# [DIRECTIONS]
Below are the records. List every line holding the word "color".

# [SUPPLIED ENTRIES]
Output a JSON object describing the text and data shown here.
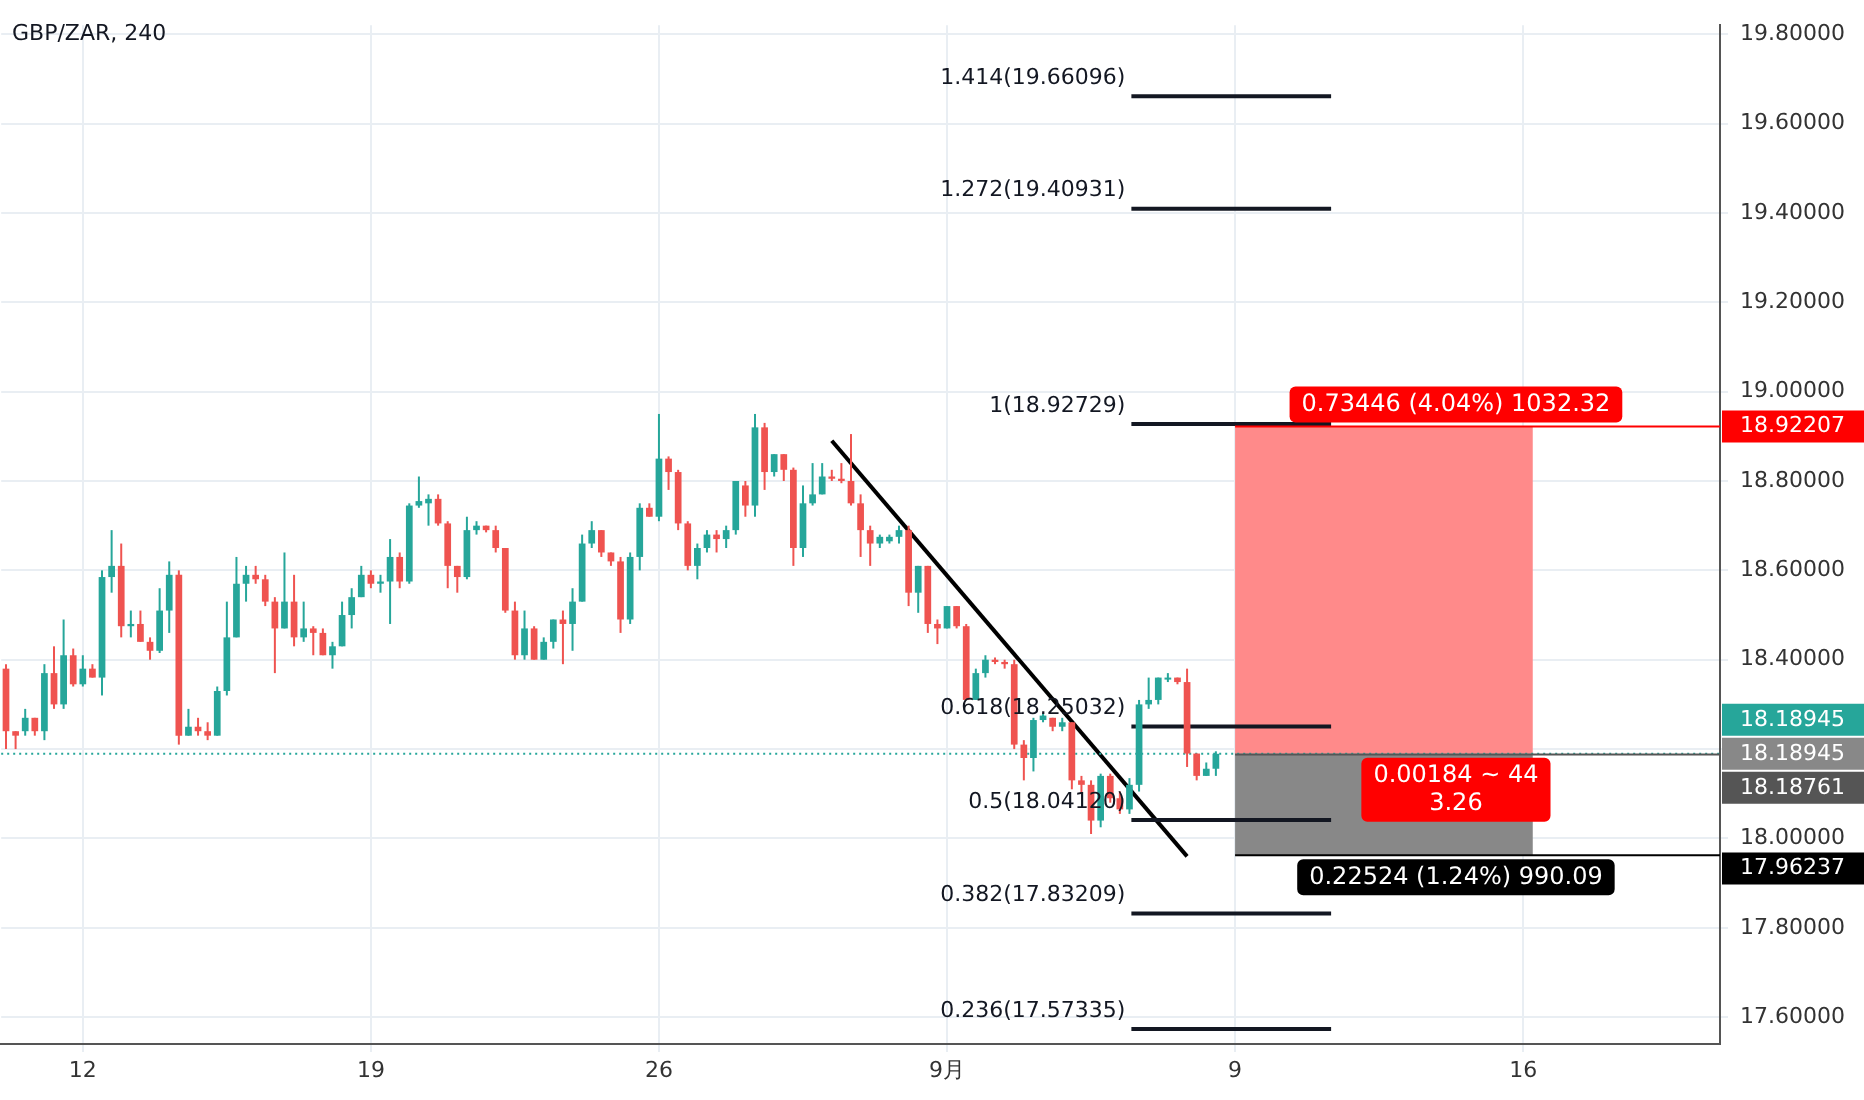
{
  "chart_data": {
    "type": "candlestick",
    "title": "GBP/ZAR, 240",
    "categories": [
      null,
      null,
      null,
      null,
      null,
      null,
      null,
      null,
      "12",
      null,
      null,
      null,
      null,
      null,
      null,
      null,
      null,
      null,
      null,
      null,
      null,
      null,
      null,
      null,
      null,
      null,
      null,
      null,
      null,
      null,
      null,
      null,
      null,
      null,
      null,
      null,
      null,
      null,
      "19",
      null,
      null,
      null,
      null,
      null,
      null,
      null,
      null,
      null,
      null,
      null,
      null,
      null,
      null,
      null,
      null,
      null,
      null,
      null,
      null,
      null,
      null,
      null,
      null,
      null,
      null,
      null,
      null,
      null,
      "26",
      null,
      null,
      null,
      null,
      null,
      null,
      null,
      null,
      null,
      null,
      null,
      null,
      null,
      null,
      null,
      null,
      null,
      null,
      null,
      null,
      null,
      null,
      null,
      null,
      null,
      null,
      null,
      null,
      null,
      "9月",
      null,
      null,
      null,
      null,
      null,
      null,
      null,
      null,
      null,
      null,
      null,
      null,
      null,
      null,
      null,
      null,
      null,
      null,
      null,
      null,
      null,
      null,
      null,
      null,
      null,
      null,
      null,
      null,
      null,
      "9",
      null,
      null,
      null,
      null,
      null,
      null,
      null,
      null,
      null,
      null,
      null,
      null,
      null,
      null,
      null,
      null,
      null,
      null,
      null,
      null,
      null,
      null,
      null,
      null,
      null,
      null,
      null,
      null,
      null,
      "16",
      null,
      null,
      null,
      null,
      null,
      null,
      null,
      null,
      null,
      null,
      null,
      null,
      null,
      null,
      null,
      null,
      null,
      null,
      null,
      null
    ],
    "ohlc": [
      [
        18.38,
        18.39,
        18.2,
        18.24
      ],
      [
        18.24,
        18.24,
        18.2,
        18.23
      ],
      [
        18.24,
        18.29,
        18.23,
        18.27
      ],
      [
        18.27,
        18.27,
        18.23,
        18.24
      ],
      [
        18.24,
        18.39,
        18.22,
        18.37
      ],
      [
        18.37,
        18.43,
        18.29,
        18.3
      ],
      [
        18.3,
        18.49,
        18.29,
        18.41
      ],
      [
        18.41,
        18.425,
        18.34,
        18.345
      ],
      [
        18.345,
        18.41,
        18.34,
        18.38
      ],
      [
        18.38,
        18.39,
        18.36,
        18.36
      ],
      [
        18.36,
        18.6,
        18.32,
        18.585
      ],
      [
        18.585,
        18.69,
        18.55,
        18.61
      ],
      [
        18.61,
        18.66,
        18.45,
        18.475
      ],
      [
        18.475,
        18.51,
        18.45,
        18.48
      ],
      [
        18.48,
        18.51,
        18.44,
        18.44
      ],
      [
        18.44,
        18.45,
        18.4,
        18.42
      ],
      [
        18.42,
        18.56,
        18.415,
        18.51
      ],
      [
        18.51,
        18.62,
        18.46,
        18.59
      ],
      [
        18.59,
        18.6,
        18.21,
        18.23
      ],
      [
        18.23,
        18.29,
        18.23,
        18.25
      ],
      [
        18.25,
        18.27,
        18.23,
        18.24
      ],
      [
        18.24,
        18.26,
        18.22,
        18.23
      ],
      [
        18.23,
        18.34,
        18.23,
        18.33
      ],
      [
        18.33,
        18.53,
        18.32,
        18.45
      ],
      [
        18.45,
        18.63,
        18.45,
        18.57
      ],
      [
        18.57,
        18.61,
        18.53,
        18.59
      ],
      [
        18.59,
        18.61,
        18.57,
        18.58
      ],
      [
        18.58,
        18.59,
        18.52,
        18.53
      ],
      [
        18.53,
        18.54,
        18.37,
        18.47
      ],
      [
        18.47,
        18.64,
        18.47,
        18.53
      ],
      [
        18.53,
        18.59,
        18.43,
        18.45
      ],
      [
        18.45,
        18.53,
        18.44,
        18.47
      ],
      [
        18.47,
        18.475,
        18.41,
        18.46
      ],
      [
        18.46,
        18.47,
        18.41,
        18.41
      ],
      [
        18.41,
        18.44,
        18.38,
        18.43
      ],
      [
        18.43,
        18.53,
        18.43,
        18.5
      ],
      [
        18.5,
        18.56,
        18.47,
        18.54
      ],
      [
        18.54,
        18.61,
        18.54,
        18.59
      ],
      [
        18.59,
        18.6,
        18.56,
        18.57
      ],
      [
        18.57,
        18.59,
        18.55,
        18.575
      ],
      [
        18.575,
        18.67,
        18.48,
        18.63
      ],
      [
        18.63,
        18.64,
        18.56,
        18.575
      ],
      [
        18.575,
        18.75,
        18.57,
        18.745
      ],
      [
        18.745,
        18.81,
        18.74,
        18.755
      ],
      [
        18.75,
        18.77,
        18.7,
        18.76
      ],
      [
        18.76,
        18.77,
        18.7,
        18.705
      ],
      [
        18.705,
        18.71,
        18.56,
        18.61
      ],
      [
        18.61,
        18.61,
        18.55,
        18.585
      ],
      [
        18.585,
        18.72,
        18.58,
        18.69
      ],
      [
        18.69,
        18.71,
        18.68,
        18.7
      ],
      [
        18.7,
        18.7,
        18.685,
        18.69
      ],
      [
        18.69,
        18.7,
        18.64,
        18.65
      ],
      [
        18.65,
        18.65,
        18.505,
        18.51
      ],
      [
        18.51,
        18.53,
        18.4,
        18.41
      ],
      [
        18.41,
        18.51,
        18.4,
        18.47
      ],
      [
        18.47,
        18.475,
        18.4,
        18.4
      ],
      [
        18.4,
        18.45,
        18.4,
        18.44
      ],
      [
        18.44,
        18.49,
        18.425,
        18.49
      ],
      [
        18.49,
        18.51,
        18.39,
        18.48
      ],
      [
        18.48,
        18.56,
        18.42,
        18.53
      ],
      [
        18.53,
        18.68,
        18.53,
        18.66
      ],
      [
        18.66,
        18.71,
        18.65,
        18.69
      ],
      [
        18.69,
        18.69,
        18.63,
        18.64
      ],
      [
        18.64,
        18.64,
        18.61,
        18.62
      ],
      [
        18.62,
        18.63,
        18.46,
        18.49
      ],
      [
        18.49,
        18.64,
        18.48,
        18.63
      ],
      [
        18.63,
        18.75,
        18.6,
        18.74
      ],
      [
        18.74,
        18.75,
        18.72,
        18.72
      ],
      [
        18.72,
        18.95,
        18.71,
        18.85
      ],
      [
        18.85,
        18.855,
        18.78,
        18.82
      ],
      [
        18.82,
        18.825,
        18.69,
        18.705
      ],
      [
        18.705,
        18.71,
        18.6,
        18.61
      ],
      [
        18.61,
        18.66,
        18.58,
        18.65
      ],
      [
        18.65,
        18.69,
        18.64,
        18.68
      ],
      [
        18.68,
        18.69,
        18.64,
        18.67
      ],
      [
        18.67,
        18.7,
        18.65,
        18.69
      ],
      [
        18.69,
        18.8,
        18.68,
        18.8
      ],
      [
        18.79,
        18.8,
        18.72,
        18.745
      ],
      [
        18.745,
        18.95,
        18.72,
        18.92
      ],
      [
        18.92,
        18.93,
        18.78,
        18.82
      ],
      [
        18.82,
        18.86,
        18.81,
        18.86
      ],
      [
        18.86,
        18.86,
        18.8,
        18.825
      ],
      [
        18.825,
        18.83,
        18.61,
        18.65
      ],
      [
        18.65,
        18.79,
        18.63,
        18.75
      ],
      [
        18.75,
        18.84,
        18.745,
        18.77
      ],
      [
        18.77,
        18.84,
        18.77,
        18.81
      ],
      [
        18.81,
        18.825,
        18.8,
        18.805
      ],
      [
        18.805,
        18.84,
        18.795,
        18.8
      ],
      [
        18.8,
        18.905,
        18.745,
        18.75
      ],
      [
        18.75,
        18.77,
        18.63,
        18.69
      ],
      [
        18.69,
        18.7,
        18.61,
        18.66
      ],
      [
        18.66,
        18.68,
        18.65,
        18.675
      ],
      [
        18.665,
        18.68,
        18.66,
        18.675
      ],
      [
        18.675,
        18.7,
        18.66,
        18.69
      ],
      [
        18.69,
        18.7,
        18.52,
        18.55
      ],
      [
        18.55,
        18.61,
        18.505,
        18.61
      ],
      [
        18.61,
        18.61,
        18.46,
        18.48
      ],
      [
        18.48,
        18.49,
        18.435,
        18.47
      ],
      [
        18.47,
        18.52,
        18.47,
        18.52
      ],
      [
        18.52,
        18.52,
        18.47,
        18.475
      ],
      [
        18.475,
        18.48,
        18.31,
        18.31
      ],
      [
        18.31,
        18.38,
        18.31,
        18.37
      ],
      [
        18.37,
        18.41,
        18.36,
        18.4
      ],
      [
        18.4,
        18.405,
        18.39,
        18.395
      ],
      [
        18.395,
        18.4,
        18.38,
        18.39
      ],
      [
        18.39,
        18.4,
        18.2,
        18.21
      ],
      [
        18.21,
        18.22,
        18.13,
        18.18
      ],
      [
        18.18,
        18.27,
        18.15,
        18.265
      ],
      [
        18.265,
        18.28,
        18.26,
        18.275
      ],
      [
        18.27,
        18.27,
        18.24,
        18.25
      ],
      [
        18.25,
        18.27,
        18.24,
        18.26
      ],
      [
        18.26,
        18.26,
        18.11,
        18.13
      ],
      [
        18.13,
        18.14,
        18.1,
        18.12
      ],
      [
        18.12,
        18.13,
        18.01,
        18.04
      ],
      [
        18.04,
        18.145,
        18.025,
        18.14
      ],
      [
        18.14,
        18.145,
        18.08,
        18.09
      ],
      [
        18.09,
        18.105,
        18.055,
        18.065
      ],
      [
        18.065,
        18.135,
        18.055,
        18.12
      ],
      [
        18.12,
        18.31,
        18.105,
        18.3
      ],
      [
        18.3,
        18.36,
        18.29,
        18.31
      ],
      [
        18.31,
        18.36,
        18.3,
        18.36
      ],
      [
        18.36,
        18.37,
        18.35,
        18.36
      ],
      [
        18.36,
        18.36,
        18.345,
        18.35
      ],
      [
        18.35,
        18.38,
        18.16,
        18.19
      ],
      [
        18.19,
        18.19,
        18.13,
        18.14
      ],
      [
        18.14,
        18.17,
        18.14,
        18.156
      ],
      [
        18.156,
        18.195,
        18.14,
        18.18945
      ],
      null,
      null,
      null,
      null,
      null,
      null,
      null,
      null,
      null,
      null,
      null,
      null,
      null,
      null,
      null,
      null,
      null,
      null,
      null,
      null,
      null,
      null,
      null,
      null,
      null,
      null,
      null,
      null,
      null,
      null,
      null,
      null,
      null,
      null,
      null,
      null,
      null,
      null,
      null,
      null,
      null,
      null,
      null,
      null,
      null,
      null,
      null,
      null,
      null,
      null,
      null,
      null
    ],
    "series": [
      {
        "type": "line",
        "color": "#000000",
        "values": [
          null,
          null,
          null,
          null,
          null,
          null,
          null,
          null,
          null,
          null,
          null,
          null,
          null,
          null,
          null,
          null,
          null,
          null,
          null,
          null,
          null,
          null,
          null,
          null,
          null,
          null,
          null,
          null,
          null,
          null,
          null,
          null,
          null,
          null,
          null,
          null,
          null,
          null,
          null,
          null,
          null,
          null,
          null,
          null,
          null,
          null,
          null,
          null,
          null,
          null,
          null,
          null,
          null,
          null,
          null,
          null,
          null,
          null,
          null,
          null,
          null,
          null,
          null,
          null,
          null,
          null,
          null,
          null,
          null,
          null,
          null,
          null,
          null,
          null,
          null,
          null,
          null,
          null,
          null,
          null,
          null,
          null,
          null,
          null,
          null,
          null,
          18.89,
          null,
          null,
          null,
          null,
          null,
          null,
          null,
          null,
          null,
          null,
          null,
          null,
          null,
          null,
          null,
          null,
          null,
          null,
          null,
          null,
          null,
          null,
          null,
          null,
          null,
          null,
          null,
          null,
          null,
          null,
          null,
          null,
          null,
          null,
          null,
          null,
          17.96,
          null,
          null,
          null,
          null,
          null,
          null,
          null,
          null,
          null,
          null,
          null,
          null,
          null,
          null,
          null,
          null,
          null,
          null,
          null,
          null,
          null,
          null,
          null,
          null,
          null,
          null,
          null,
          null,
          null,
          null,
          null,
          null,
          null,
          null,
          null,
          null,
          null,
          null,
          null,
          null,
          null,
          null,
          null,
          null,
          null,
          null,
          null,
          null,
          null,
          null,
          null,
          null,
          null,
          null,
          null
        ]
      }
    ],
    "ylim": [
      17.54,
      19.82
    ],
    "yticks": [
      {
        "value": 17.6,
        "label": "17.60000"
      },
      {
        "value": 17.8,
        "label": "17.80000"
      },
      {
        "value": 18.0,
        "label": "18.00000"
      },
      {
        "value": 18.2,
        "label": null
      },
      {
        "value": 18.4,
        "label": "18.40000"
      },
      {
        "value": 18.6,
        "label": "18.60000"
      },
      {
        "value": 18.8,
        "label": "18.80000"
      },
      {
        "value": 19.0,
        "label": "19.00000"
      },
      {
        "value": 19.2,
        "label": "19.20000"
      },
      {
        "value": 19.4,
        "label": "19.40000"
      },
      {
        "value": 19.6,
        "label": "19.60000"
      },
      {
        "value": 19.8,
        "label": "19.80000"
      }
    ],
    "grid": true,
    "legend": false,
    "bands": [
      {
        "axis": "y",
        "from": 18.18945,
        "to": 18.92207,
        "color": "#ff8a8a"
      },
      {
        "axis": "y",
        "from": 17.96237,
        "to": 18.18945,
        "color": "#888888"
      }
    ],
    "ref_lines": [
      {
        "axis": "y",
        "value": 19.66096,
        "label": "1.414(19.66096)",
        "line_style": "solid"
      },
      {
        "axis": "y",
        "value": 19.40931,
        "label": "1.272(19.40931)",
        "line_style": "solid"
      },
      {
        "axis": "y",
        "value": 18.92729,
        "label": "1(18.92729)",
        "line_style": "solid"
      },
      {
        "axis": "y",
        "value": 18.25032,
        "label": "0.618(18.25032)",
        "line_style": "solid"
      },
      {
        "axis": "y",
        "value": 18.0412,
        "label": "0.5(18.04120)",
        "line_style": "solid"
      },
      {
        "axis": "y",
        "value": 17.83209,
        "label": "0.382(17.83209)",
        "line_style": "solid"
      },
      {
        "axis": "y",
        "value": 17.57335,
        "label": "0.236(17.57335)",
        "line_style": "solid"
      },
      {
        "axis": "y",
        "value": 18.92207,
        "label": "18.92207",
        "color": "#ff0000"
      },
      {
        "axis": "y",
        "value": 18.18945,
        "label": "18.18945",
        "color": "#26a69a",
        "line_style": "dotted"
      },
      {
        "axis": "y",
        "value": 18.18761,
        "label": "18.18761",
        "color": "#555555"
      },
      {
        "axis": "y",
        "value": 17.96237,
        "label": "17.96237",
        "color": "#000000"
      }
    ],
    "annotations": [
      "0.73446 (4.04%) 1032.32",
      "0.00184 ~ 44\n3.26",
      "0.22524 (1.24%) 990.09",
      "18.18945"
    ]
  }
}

# [TASK ANSWER]
        "color": "#000000",
        "color": "#ff8a8a"
        "color": "#888888"
        "color": "#ff0000"
        "color": "#26a69a",
        "color": "#555555"
        "color": "#000000"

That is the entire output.